### What you need to do
Restate the full set of records exactly, without adding or dropping a word.

### Task material
########
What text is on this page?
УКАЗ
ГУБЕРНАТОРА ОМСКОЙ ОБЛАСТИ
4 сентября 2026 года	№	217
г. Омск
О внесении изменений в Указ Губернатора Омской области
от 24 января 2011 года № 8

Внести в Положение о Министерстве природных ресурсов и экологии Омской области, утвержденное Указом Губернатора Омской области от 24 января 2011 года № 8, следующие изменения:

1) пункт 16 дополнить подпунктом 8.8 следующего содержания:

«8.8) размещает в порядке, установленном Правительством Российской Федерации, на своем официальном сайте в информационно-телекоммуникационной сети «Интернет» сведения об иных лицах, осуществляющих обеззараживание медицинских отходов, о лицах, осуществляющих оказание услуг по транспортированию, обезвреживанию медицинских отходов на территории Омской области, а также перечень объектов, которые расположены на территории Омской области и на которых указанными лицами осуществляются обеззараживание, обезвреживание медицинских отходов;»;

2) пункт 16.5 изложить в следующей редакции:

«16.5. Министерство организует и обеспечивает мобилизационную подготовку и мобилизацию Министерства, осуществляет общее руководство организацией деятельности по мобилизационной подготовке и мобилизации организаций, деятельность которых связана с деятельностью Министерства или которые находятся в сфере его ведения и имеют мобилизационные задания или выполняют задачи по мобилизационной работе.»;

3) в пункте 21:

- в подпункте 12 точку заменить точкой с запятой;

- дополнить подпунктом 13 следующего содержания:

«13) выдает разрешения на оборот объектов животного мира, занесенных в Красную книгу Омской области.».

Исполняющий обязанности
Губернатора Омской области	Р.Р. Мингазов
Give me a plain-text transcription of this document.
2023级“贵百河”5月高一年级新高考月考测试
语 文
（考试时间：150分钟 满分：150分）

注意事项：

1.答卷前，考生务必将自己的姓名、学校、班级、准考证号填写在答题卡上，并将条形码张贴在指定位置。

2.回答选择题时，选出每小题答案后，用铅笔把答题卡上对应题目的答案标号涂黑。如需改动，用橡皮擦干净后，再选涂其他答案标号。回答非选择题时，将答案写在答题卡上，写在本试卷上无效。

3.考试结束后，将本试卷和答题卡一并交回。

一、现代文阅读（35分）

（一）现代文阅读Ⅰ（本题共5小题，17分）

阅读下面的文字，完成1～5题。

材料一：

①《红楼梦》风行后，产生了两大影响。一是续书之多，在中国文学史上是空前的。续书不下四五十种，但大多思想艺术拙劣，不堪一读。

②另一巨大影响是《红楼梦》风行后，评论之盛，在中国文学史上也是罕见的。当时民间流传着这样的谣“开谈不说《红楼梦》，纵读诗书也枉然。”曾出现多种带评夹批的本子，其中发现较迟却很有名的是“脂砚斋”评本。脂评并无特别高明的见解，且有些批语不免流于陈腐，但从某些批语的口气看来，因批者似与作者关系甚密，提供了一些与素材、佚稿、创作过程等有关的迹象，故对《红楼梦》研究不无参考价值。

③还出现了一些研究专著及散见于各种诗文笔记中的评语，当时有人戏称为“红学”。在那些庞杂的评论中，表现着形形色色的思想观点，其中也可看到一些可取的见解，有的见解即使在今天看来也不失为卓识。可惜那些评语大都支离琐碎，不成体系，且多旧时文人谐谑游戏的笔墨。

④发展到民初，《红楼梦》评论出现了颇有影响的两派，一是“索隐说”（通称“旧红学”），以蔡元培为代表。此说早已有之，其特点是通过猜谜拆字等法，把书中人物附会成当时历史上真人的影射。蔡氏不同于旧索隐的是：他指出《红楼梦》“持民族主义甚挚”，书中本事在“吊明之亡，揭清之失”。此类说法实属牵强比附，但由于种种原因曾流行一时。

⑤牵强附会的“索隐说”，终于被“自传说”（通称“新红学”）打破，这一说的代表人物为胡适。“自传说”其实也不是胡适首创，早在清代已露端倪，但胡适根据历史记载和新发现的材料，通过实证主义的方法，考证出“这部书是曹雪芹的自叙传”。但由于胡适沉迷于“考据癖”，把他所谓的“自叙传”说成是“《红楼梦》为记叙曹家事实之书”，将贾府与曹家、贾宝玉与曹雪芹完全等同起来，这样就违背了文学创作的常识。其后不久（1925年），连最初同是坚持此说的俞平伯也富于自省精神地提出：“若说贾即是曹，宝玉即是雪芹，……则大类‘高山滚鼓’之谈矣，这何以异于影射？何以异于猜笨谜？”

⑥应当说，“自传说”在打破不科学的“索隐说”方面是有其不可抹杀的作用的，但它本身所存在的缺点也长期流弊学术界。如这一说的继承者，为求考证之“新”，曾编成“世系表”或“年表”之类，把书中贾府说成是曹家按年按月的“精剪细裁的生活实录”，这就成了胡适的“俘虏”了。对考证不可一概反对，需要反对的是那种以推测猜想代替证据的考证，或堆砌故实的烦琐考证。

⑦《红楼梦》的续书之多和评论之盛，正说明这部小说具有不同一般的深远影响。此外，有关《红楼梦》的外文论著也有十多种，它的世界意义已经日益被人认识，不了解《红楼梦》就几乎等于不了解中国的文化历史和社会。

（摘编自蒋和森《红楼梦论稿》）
########
### Final result
What text is on this page?
УКАЗ
ГУБЕРНАТОРА ОМСКОЙ ОБЛАСТИ
4 сентября 2026 года	№	217
г. Омск
О внесении изменений в Указ Губернатора Омской области
от 24 января 2011 года № 8

Внести в Положение о Министерстве природных ресурсов и экологии Омской области, утвержденное Указом Губернатора Омской области от 24 января 2011 года № 8, следующие изменения:

1) пункт 16 дополнить подпунктом 8.8 следующего содержания:

«8.8) размещает в порядке, установленном Правительством Российской Федерации, на своем официальном сайте в информационно-телекоммуникационной сети «Интернет» сведения об иных лицах, осуществляющих обеззараживание медицинских отходов, о лицах, осуществляющих оказание услуг по транспортированию, обезвреживанию медицинских отходов на территории Омской области, а также перечень объектов, которые расположены на территории Омской области и на которых указанными лицами осуществляются обеззараживание, обезвреживание медицинских отходов;»;

2) пункт 16.5 изложить в следующей редакции:

«16.5. Министерство организует и обеспечивает мобилизационную подготовку и мобилизацию Министерства, осуществляет общее руководство организацией деятельности по мобилизационной подготовке и мобилизации организаций, деятельность которых связана с деятельностью Министерства или которые находятся в сфере его ведения и имеют мобилизационные задания или выполняют задачи по мобилизационной работе.»;

3) в пункте 21:

- в подпункте 12 точку заменить точкой с запятой;

- дополнить подпунктом 13 следующего содержания:

«13) выдает разрешения на оборот объектов животного мира, занесенных в Красную книгу Омской области.».

Исполняющий обязанности
Губернатора Омской области	Р.Р. Мингазов
Give me a plain-text transcription of this document.
2023级“贵百河”5月高一年级新高考月考测试
语 文
（考试时间：150分钟 满分：150分）

注意事项：

1.答卷前，考生务必将自己的姓名、学校、班级、准考证号填写在答题卡上，并将条形码张贴在指定位置。

2.回答选择题时，选出每小题答案后，用铅笔把答题卡上对应题目的答案标号涂黑。如需改动，用橡皮擦干净后，再选涂其他答案标号。回答非选择题时，将答案写在答题卡上，写在本试卷上无效。

3.考试结束后，将本试卷和答题卡一并交回。

一、现代文阅读（35分）

（一）现代文阅读Ⅰ（本题共5小题，17分）

阅读下面的文字，完成1～5题。

材料一：

①《红楼梦》风行后，产生了两大影响。一是续书之多，在中国文学史上是空前的。续书不下四五十种，但大多思想艺术拙劣，不堪一读。

②另一巨大影响是《红楼梦》风行后，评论之盛，在中国文学史上也是罕见的。当时民间流传着这样的谣“开谈不说《红楼梦》，纵读诗书也枉然。”曾出现多种带评夹批的本子，其中发现较迟却很有名的是“脂砚斋”评本。脂评并无特别高明的见解，且有些批语不免流于陈腐，但从某些批语的口气看来，因批者似与作者关系甚密，提供了一些与素材、佚稿、创作过程等有关的迹象，故对《红楼梦》研究不无参考价值。

③还出现了一些研究专著及散见于各种诗文笔记中的评语，当时有人戏称为“红学”。在那些庞杂的评论中，表现着形形色色的思想观点，其中也可看到一些可取的见解，有的见解即使在今天看来也不失为卓识。可惜那些评语大都支离琐碎，不成体系，且多旧时文人谐谑游戏的笔墨。

④发展到民初，《红楼梦》评论出现了颇有影响的两派，一是“索隐说”（通称“旧红学”），以蔡元培为代表。此说早已有之，其特点是通过猜谜拆字等法，把书中人物附会成当时历史上真人的影射。蔡氏不同于旧索隐的是：他指出《红楼梦》“持民族主义甚挚”，书中本事在“吊明之亡，揭清之失”。此类说法实属牵强比附，但由于种种原因曾流行一时。

⑤牵强附会的“索隐说”，终于被“自传说”（通称“新红学”）打破，这一说的代表人物为胡适。“自传说”其实也不是胡适首创，早在清代已露端倪，但胡适根据历史记载和新发现的材料，通过实证主义的方法，考证出“这部书是曹雪芹的自叙传”。但由于胡适沉迷于“考据癖”，把他所谓的“自叙传”说成是“《红楼梦》为记叙曹家事实之书”，将贾府与曹家、贾宝玉与曹雪芹完全等同起来，这样就违背了文学创作的常识。其后不久（1925年），连最初同是坚持此说的俞平伯也富于自省精神地提出：“若说贾即是曹，宝玉即是雪芹，……则大类‘高山滚鼓’之谈矣，这何以异于影射？何以异于猜笨谜？”

⑥应当说，“自传说”在打破不科学的“索隐说”方面是有其不可抹杀的作用的，但它本身所存在的缺点也长期流弊学术界。如这一说的继承者，为求考证之“新”，曾编成“世系表”或“年表”之类，把书中贾府说成是曹家按年按月的“精剪细裁的生活实录”，这就成了胡适的“俘虏”了。对考证不可一概反对，需要反对的是那种以推测猜想代替证据的考证，或堆砌故实的烦琐考证。

⑦《红楼梦》的续书之多和评论之盛，正说明这部小说具有不同一般的深远影响。此外，有关《红楼梦》的外文论著也有十多种，它的世界意义已经日益被人认识，不了解《红楼梦》就几乎等于不了解中国的文化历史和社会。

（摘编自蒋和森《红楼梦论稿》）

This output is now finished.